- What is asked
Repeat the whole listing exactly.

— begin Stored records —

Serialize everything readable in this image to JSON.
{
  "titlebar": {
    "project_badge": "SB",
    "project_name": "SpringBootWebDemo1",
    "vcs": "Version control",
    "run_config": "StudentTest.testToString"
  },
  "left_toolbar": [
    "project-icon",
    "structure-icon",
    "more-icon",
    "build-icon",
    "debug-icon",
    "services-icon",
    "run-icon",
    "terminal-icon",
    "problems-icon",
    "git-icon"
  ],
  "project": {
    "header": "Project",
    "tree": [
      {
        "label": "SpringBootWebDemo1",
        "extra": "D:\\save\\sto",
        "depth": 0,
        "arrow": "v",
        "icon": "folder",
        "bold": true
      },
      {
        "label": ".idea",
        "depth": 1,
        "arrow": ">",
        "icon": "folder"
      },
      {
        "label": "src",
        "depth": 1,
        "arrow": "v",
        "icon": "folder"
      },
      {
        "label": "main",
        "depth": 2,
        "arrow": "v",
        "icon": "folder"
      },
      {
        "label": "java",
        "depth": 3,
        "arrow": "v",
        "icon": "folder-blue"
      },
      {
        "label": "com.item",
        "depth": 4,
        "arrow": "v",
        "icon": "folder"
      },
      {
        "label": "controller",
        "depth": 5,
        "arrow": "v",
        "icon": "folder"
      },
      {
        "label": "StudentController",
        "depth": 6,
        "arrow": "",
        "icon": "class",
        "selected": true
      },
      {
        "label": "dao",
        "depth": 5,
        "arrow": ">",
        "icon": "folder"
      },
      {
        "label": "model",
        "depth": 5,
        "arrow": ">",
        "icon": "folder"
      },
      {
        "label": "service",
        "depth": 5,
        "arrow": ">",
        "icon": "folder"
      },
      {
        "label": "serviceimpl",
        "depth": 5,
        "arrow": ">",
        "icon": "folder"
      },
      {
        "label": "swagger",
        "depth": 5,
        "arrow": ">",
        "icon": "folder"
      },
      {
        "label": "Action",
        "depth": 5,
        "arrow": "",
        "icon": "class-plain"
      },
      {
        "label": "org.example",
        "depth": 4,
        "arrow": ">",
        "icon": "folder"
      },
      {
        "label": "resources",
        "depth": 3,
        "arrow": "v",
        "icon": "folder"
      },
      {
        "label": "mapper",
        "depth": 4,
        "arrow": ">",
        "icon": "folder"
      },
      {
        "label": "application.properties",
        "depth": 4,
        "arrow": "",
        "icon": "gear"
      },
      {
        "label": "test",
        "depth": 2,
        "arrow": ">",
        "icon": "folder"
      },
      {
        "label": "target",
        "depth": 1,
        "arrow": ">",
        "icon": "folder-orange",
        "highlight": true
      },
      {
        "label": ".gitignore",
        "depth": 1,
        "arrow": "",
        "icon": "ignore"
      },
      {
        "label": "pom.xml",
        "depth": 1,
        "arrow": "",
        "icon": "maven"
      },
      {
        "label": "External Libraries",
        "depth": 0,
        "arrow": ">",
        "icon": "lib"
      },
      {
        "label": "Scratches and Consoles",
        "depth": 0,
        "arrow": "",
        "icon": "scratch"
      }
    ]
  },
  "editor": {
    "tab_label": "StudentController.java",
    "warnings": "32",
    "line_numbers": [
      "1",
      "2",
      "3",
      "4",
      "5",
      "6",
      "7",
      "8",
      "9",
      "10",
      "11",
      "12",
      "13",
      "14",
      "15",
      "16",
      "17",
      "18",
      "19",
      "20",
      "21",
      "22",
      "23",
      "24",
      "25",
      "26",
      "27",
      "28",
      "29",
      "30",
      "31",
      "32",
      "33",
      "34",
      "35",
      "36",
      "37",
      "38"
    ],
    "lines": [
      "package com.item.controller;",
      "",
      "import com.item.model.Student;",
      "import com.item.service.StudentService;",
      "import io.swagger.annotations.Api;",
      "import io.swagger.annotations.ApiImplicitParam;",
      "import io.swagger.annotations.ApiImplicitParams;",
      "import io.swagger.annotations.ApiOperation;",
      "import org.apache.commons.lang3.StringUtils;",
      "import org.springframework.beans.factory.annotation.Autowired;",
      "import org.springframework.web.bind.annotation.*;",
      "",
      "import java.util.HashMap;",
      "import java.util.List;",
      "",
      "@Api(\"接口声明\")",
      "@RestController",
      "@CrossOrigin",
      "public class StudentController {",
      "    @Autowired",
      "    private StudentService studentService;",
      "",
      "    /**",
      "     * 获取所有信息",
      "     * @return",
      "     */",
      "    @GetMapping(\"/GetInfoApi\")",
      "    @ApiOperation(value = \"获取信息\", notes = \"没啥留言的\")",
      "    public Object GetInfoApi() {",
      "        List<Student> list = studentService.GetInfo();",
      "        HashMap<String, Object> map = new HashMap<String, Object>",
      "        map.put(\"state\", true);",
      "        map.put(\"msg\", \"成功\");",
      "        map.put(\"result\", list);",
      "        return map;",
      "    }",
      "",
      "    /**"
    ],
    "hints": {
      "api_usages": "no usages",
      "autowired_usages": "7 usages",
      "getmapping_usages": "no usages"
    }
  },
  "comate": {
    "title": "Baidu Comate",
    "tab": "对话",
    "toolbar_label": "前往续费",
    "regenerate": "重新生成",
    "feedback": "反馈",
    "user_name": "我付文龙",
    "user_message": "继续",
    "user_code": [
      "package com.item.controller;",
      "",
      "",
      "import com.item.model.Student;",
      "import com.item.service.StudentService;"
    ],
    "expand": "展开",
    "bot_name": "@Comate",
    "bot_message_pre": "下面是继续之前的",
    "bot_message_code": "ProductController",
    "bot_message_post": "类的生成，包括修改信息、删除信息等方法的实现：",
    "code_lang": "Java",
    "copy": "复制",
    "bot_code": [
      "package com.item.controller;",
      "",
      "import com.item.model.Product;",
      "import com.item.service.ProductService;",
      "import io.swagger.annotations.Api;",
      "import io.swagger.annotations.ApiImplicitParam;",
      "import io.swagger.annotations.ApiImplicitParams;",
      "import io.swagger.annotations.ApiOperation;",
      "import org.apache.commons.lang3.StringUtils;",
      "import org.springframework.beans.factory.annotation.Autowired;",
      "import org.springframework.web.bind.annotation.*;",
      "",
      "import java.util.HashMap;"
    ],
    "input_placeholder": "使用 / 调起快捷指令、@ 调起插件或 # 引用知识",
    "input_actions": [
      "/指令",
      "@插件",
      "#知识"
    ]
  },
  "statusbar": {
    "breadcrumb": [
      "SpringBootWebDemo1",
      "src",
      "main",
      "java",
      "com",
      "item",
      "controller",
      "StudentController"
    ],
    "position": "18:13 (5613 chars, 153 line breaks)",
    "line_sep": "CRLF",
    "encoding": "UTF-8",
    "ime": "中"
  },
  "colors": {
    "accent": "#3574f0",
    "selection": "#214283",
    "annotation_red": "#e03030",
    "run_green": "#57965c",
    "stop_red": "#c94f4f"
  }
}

— end Stored records —

- Final result
Serialize everything readable in this image to JSON.
{
  "titlebar": {
    "project_badge": "SB",
    "project_name": "SpringBootWebDemo1",
    "vcs": "Version control",
    "run_config": "StudentTest.testToString"
  },
  "left_toolbar": [
    "project-icon",
    "structure-icon",
    "more-icon",
    "build-icon",
    "debug-icon",
    "services-icon",
    "run-icon",
    "terminal-icon",
    "problems-icon",
    "git-icon"
  ],
  "project": {
    "header": "Project",
    "tree": [
      {
        "label": "SpringBootWebDemo1",
        "extra": "D:\\save\\sto",
        "depth": 0,
        "arrow": "v",
        "icon": "folder",
        "bold": true
      },
      {
        "label": ".idea",
        "depth": 1,
        "arrow": ">",
        "icon": "folder"
      },
      {
        "label": "src",
        "depth": 1,
        "arrow": "v",
        "icon": "folder"
      },
      {
        "label": "main",
        "depth": 2,
        "arrow": "v",
        "icon": "folder"
      },
      {
        "label": "java",
        "depth": 3,
        "arrow": "v",
        "icon": "folder-blue"
      },
      {
        "label": "com.item",
        "depth": 4,
        "arrow": "v",
        "icon": "folder"
      },
      {
        "label": "controller",
        "depth": 5,
        "arrow": "v",
        "icon": "folder"
      },
      {
        "label": "StudentController",
        "depth": 6,
        "arrow": "",
        "icon": "class",
        "selected": true
      },
      {
        "label": "dao",
        "depth": 5,
        "arrow": ">",
        "icon": "folder"
      },
      {
        "label": "model",
        "depth": 5,
        "arrow": ">",
        "icon": "folder"
      },
      {
        "label": "service",
        "depth": 5,
        "arrow": ">",
        "icon": "folder"
      },
      {
        "label": "serviceimpl",
        "depth": 5,
        "arrow": ">",
        "icon": "folder"
      },
      {
        "label": "swagger",
        "depth": 5,
        "arrow": ">",
        "icon": "folder"
      },
      {
        "label": "Action",
        "depth": 5,
        "arrow": "",
        "icon": "class-plain"
      },
      {
        "label": "org.example",
        "depth": 4,
        "arrow": ">",
        "icon": "folder"
      },
      {
        "label": "resources",
        "depth": 3,
        "arrow": "v",
        "icon": "folder"
      },
      {
        "label": "mapper",
        "depth": 4,
        "arrow": ">",
        "icon": "folder"
      },
      {
        "label": "application.properties",
        "depth": 4,
        "arrow": "",
        "icon": "gear"
      },
      {
        "label": "test",
        "depth": 2,
        "arrow": ">",
        "icon": "folder"
      },
      {
        "label": "target",
        "depth": 1,
        "arrow": ">",
        "icon": "folder-orange",
        "highlight": true
      },
      {
        "label": ".gitignore",
        "depth": 1,
        "arrow": "",
        "icon": "ignore"
      },
      {
        "label": "pom.xml",
        "depth": 1,
        "arrow": "",
        "icon": "maven"
      },
      {
        "label": "External Libraries",
        "depth": 0,
        "arrow": ">",
        "icon": "lib"
      },
      {
        "label": "Scratches and Consoles",
        "depth": 0,
        "arrow": "",
        "icon": "scratch"
      }
    ]
  },
  "editor": {
    "tab_label": "StudentController.java",
    "warnings": "32",
    "line_numbers": [
      "1",
      "2",
      "3",
      "4",
      "5",
      "6",
      "7",
      "8",
      "9",
      "10",
      "11",
      "12",
      "13",
      "14",
      "15",
      "16",
      "17",
      "18",
      "19",
      "20",
      "21",
      "22",
      "23",
      "24",
      "25",
      "26",
      "27",
      "28",
      "29",
      "30",
      "31",
      "32",
      "33",
      "34",
      "35",
      "36",
      "37",
      "38"
    ],
    "lines": [
      "package com.item.controller;",
      "",
      "import com.item.model.Student;",
      "import com.item.service.StudentService;",
      "import io.swagger.annotations.Api;",
      "import io.swagger.annotations.ApiImplicitParam;",
      "import io.swagger.annotations.ApiImplicitParams;",
      "import io.swagger.annotations.ApiOperation;",
      "import org.apache.commons.lang3.StringUtils;",
      "import org.springframework.beans.factory.annotation.Autowired;",
      "import org.springframework.web.bind.annotation.*;",
      "",
      "import java.util.HashMap;",
      "import java.util.List;",
      "",
      "@Api(\"接口声明\")",
      "@RestController",
      "@CrossOrigin",
      "public class StudentController {",
      "    @Autowired",
      "    private StudentService studentService;",
      "",
      "    /**",
      "     * 获取所有信息",
      "     * @return",
      "     */",
      "    @GetMapping(\"/GetInfoApi\")",
      "    @ApiOperation(value = \"获取信息\", notes = \"没啥留言的\")",
      "    public Object GetInfoApi() {",
      "        List<Student> list = studentService.GetInfo();",
      "        HashMap<String, Object> map = new HashMap<String, Object>",
      "        map.put(\"state\", true);",
      "        map.put(\"msg\", \"成功\");",
      "        map.put(\"result\", list);",
      "        return map;",
      "    }",
      "",
      "    /**"
    ],
    "hints": {
      "api_usages": "no usages",
      "autowired_usages": "7 usages",
      "getmapping_usages": "no usages"
    }
  },
  "comate": {
    "title": "Baidu Comate",
    "tab": "对话",
    "toolbar_label": "前往续费",
    "regenerate": "重新生成",
    "feedback": "反馈",
    "user_name": "我付文龙",
    "user_message": "继续",
    "user_code": [
      "package com.item.controller;",
      "",
      "",
      "import com.item.model.Student;",
      "import com.item.service.StudentService;"
    ],
    "expand": "展开",
    "bot_name": "@Comate",
    "bot_message_pre": "下面是继续之前的",
    "bot_message_code": "ProductController",
    "bot_message_post": "类的生成，包括修改信息、删除信息等方法的实现：",
    "code_lang": "Java",
    "copy": "复制",
    "bot_code": [
      "package com.item.controller;",
      "",
      "import com.item.model.Product;",
      "import com.item.service.ProductService;",
      "import io.swagger.annotations.Api;",
      "import io.swagger.annotations.ApiImplicitParam;",
      "import io.swagger.annotations.ApiImplicitParams;",
      "import io.swagger.annotations.ApiOperation;",
      "import org.apache.commons.lang3.StringUtils;",
      "import org.springframework.beans.factory.annotation.Autowired;",
      "import org.springframework.web.bind.annotation.*;",
      "",
      "import java.util.HashMap;"
    ],
    "input_placeholder": "使用 / 调起快捷指令、@ 调起插件或 # 引用知识",
    "input_actions": [
      "/指令",
      "@插件",
      "#知识"
    ]
  },
  "statusbar": {
    "breadcrumb": [
      "SpringBootWebDemo1",
      "src",
      "main",
      "java",
      "com",
      "item",
      "controller",
      "StudentController"
    ],
    "position": "18:13 (5613 chars, 153 line breaks)",
    "line_sep": "CRLF",
    "encoding": "UTF-8",
    "ime": "中"
  },
  "colors": {
    "accent": "#3574f0",
    "selection": "#214283",
    "annotation_red": "#e03030",
    "run_green": "#57965c",
    "stop_red": "#c94f4f"
  }
}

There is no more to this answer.